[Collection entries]
"""

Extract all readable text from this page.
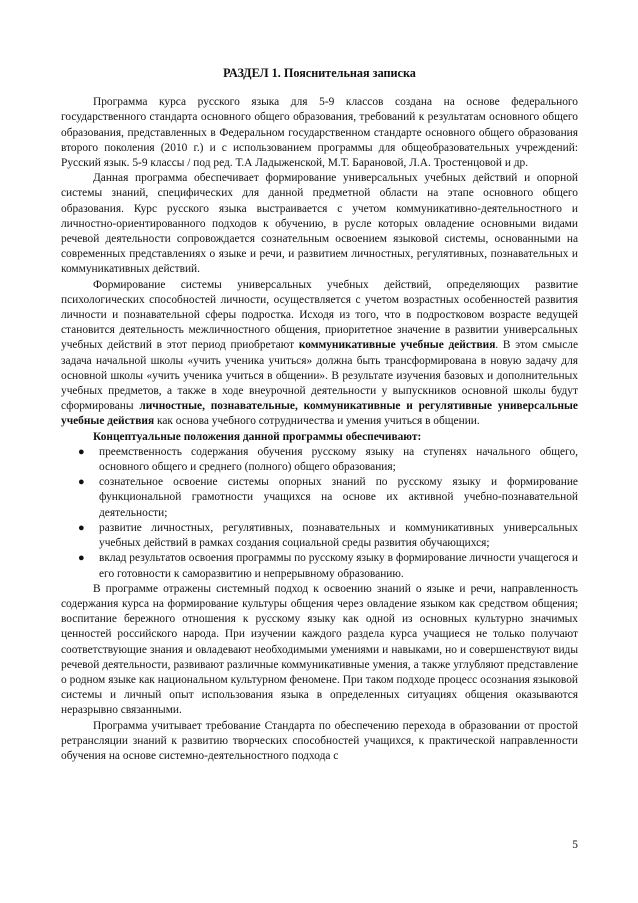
РАЗДЕЛ 1. Пояснительная записка

Программа курса русского языка для 5-9 классов создана на основе федерального государственного стандарта основного общего образования, требований к результатам основного общего образования, представленных в Федеральном государственном стандарте основного общего образования второго поколения (2010 г.) и с использованием программы для общеобразовательных учреждений: Русский язык. 5-9 классы / под ред. Т.А Ладыженской, М.Т. Барановой, Л.А. Тростенцовой и др.

Данная программа обеспечивает формирование универсальных учебных действий и опорной системы знаний, специфических для данной предметной области на этапе основного общего образования. Курс русского языка выстраивается с учетом коммуникативно-деятельностного и личностно-ориентированного подходов к обучению, в русле которых овладение основными видами речевой деятельности сопровождается сознательным освоением языковой системы, основанными на современных представлениях о языке и речи, и развитием личностных, регулятивных, познавательных и коммуникативных действий.

Формирование системы универсальных учебных действий, определяющих развитие психологических способностей личности, осуществляется с учетом возрастных особенностей развития личности и познавательной сферы подростка. Исходя из того, что в подростковом возрасте ведущей становится деятельность межличностного общения, приоритетное значение в развитии универсальных учебных действий в этот период приобретают коммуникативные учебные действия. В этом смысле задача начальной школы «учить ученика учиться» должна быть трансформирована в новую задачу для основной школы «учить ученика учиться в общении». В результате изучения базовых и дополнительных учебных предметов, а также в ходе внеурочной деятельности у выпускников основной школы будут сформированы личностные, познавательные, коммуникативные и регулятивные универсальные учебные действия как основа учебного сотрудничества и умения учиться в общении.

Концептуальные положения данной программы обеспечивают:

● преемственность содержания обучения русскому языку на ступенях начального общего, основного общего и среднего (полного) общего образования;
● сознательное освоение системы опорных знаний по русскому языку и формирование функциональной грамотности учащихся на основе их активной учебно-познавательной деятельности;
● развитие личностных, регулятивных, познавательных и коммуникативных универсальных учебных действий в рамках создания социальной среды развития обучающихся;
● вклад результатов освоения программы по русскому языку в формирование личности учащегося и его готовности к саморазвитию и непрерывному образованию.

В программе отражены системный подход к освоению знаний о языке и речи, направленность содержания курса на формирование культуры общения через овладение языком как средством общения; воспитание бережного отношения к русскому языку как одной из основных культурно значимых ценностей российского народа. При изучении каждого раздела курса учащиеся не только получают соответствующие знания и овладевают необходимыми умениями и навыками, но и совершенствуют виды речевой деятельности, развивают различные коммуникативные умения, а также углубляют представление о родном языке как национальном культурном феномене. При таком подходе процесс осознания языковой системы и личный опыт использования языка в определенных ситуациях общения оказываются неразрывно связанными.

Программа учитывает требование Стандарта по обеспечению перехода в образовании от простой ретрансляции знаний к развитию творческих способностей учащихся, к практической направленности обучения на основе системно-деятельностного подхода с

5
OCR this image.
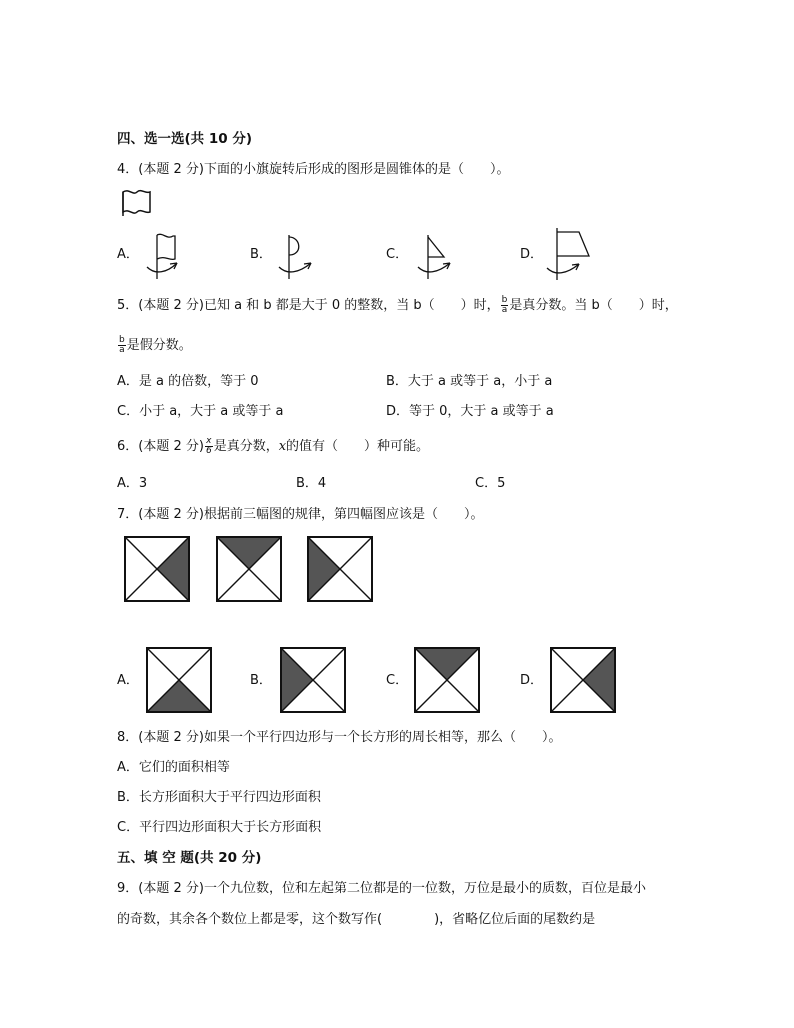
四、选一选(共 10 分)
4．(本题 2 分)下面的小旗旋转后形成的图形是圆锥体的是（　　）。
A．	B．	C．	D．
5．(本题 2 分)已知 a 和 b 都是大于 0 的整数，当 b（　　）时， $\frac{b}{a}$ 是真分数。当 b（　　）时，
$\frac{b}{a}$ 是假分数。
A．是 a 的倍数，等于 0	B．大于 a 或等于 a，小于 a
C．小于 a，大于 a 或等于 a	D．等于 0，大于 a 或等于 a
6．(本题 2 分) $\frac{x}{6}$ 是真分数，x的值有（　　）种可能。
A．3	B．4	C．5
7．(本题 2 分)根据前三幅图的规律，第四幅图应该是（　　）。
A．	B．	C．	D．
8．(本题 2 分)如果一个平行四边形与一个长方形的周长相等，那么（　　）。
A．它们的面积相等
B．长方形面积大于平行四边形面积
C．平行四边形面积大于长方形面积
五、填 空 题(共 20 分)
9．(本题 2 分)一个九位数，位和左起第二位都是的一位数，万位是最小的质数，百位是最小
的奇数，其余各个数位上都是零，这个数写作(　　　　)，省略亿位后面的尾数约是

"""

- _Goal of the exercise_: Identify the lines that hold the word "this". Copy every one of them.

- _Exercise answer_:
Extract all readable text from this page.
OCR this image.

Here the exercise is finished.